>> begin

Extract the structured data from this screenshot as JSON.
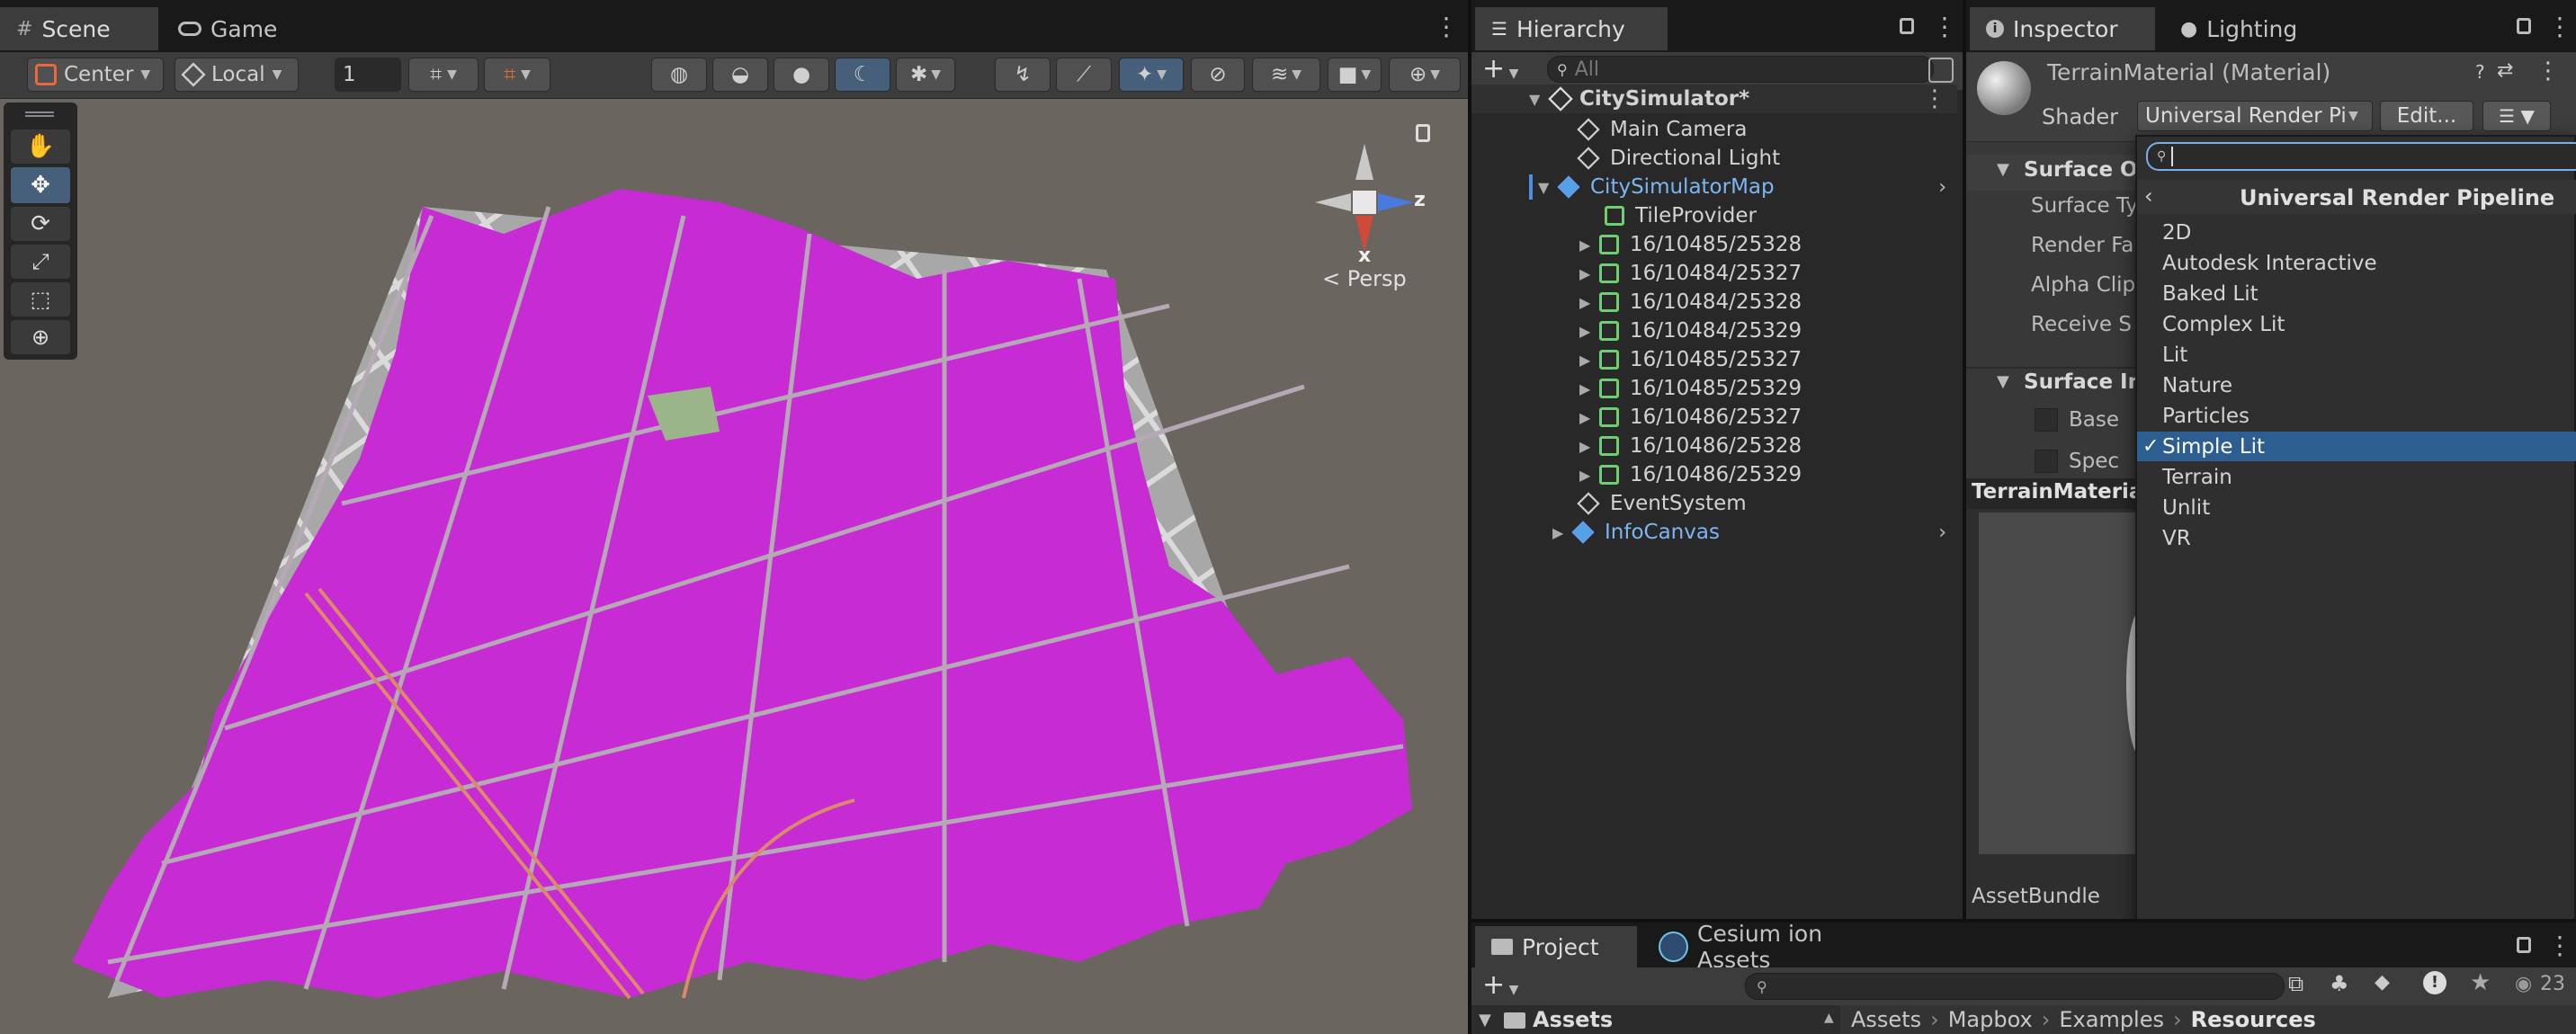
{
  "scene_tabs": [
    {
      "label": "Scene",
      "icon": "hash-icon"
    },
    {
      "label": "Game",
      "icon": "gamepad-icon"
    }
  ],
  "scene_toolbar": {
    "pivot": "Center",
    "space": "Local",
    "grid_value": "1",
    "persp_label": "< Persp",
    "gizmo_z": "z",
    "gizmo_x": "x"
  },
  "hierarchy": {
    "tab": "Hierarchy",
    "search_placeholder": "All",
    "items": [
      {
        "label": "CitySimulator*",
        "bold": true
      },
      {
        "label": "Main Camera"
      },
      {
        "label": "Directional Light"
      },
      {
        "label": "CitySimulatorMap",
        "prefab": true
      },
      {
        "label": "TileProvider"
      },
      {
        "label": "16/10485/25328"
      },
      {
        "label": "16/10484/25327"
      },
      {
        "label": "16/10484/25328"
      },
      {
        "label": "16/10484/25329"
      },
      {
        "label": "16/10485/25327"
      },
      {
        "label": "16/10485/25329"
      },
      {
        "label": "16/10486/25327"
      },
      {
        "label": "16/10486/25328"
      },
      {
        "label": "16/10486/25329"
      },
      {
        "label": "EventSystem"
      },
      {
        "label": "InfoCanvas",
        "prefab": true
      }
    ]
  },
  "inspector": {
    "tab_inspector": "Inspector",
    "tab_lighting": "Lighting",
    "material_name": "TerrainMaterial (Material)",
    "shader_label": "Shader",
    "shader_value": "Universal Render Pip",
    "edit_button": "Edit...",
    "surface_options": "Surface Op",
    "surface_type": "Surface Ty",
    "render_face": "Render Fa",
    "alpha_clip": "Alpha Clip",
    "receive_shadows": "Receive S",
    "surface_inputs": "Surface In",
    "base_map": "Base",
    "specular_map": "Spec",
    "preview_title": "TerrainMaterial",
    "asset_bundle": "AssetBundle"
  },
  "shader_menu": {
    "header": "Universal Render Pipeline",
    "items": [
      "2D",
      "Autodesk Interactive",
      "Baked Lit",
      "Complex Lit",
      "Lit",
      "Nature",
      "Particles",
      "Simple Lit",
      "Terrain",
      "Unlit",
      "VR"
    ],
    "selected": "Simple Lit",
    "check": "✓"
  },
  "project": {
    "tab_project": "Project",
    "tab_cesium": "Cesium ion Assets",
    "assets_label": "Assets",
    "breadcrumb": [
      "Assets",
      "Mapbox",
      "Examples",
      "Resources"
    ],
    "visible_count": "23"
  },
  "colors": {
    "building": "#c72bd3",
    "ground": "#9a9a9a",
    "road": "#d8d8d8",
    "selection": "#2c5d87",
    "prefab_text": "#7cb6f0"
  }
}
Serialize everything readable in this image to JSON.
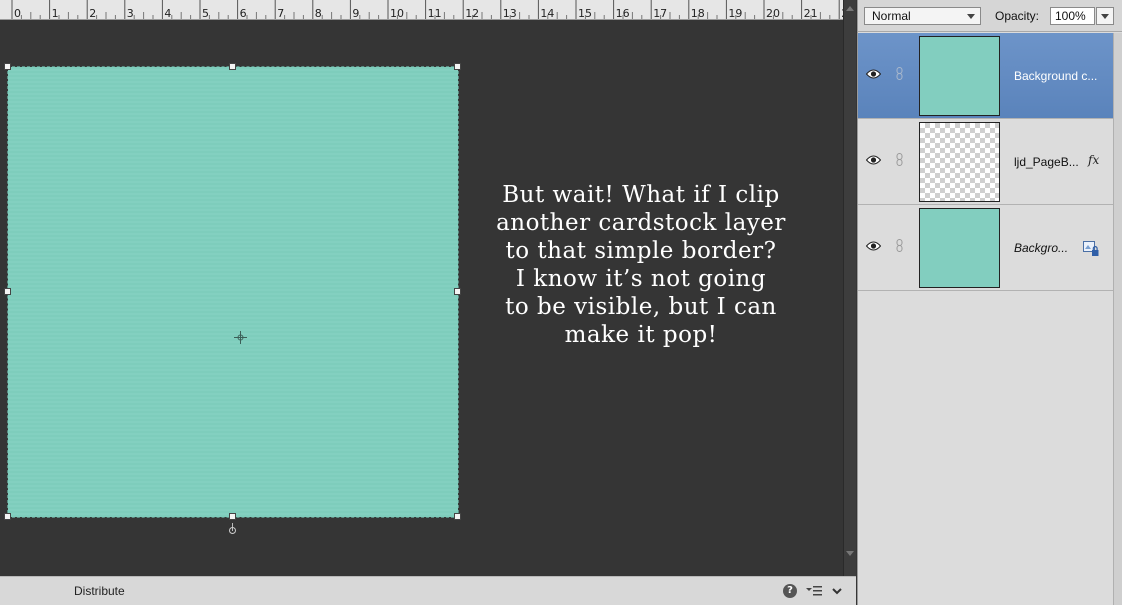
{
  "ruler": {
    "labels": [
      "0",
      "1",
      "2",
      "3",
      "4",
      "5",
      "6",
      "7",
      "8",
      "9",
      "10",
      "11",
      "12",
      "13",
      "14",
      "15",
      "16",
      "17",
      "18",
      "19",
      "20",
      "21",
      "2"
    ]
  },
  "canvas": {
    "layer_color": "#7ecdbc",
    "annotation": "But wait! What if I clip\nanother cardstock layer\nto that simple border?\nI know it’s not going\nto be visible, but I can\nmake it pop!"
  },
  "bottom_bar": {
    "distribute_label": "Distribute",
    "help_icon": "question-icon",
    "options_icon": "panel-options-icon",
    "collapse_icon": "chevron-down-icon"
  },
  "layers_panel": {
    "blend_mode": "Normal",
    "opacity_label": "Opacity:",
    "opacity_value": "100%",
    "layers": [
      {
        "name": "Background c...",
        "thumb": "solid",
        "selected": true,
        "fx": "",
        "italic": false,
        "locked": false
      },
      {
        "name": "ljd_PageB...",
        "thumb": "transparent",
        "selected": false,
        "fx": "fx",
        "italic": false,
        "locked": false
      },
      {
        "name": "Backgro...",
        "thumb": "solid",
        "selected": false,
        "fx": "",
        "italic": true,
        "locked": true
      }
    ]
  },
  "colors": {
    "canvas_bg": "#353535",
    "selection": "#5f88c0",
    "teal": "#82cebf"
  }
}
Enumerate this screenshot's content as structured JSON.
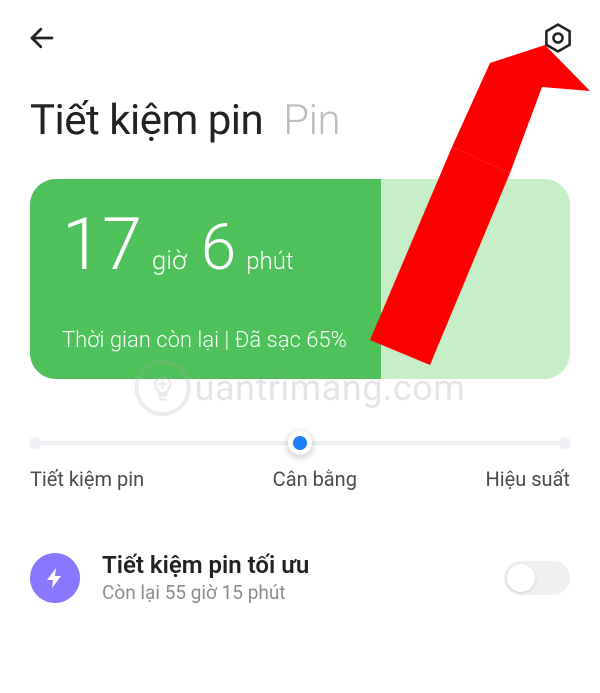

>> end

*WORK TO DO*: Compute how many lines include the string "icon", then give that number by itself.

*SOLUTION TO THE PROBLEM*: 5